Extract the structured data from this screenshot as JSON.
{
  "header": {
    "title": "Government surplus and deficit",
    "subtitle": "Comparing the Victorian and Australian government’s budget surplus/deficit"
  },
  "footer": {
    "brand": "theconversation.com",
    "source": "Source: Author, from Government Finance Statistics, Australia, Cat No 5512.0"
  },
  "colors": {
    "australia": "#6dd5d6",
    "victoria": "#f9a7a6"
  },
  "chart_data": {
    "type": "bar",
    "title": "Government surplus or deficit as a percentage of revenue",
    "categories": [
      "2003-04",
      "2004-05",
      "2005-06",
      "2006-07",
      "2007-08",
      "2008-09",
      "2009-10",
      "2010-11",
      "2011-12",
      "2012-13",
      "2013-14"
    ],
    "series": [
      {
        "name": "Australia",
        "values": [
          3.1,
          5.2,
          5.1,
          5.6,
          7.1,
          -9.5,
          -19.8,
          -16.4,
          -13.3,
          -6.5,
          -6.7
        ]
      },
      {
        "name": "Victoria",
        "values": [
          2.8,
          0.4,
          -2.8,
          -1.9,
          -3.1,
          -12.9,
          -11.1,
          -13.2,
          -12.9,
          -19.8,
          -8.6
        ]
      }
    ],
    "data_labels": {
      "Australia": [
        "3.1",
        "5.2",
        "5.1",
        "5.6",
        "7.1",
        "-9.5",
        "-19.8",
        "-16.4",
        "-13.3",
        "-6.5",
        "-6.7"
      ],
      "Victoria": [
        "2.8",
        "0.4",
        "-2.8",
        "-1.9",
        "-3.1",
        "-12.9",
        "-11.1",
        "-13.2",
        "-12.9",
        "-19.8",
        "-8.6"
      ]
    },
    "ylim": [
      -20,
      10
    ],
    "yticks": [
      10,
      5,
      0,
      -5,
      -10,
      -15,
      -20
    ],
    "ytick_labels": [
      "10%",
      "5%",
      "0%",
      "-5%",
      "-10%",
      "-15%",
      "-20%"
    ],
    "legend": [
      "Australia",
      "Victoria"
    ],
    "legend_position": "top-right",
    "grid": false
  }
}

──────────

## Set problem
Search the records above for the string "from". Copy every line that contains it.

## Expected answer
Extract the structured data from this screenshot as JSON.
    "source": "Source: Author, from Government Finance Statistics, Australia, Cat No 5512.0"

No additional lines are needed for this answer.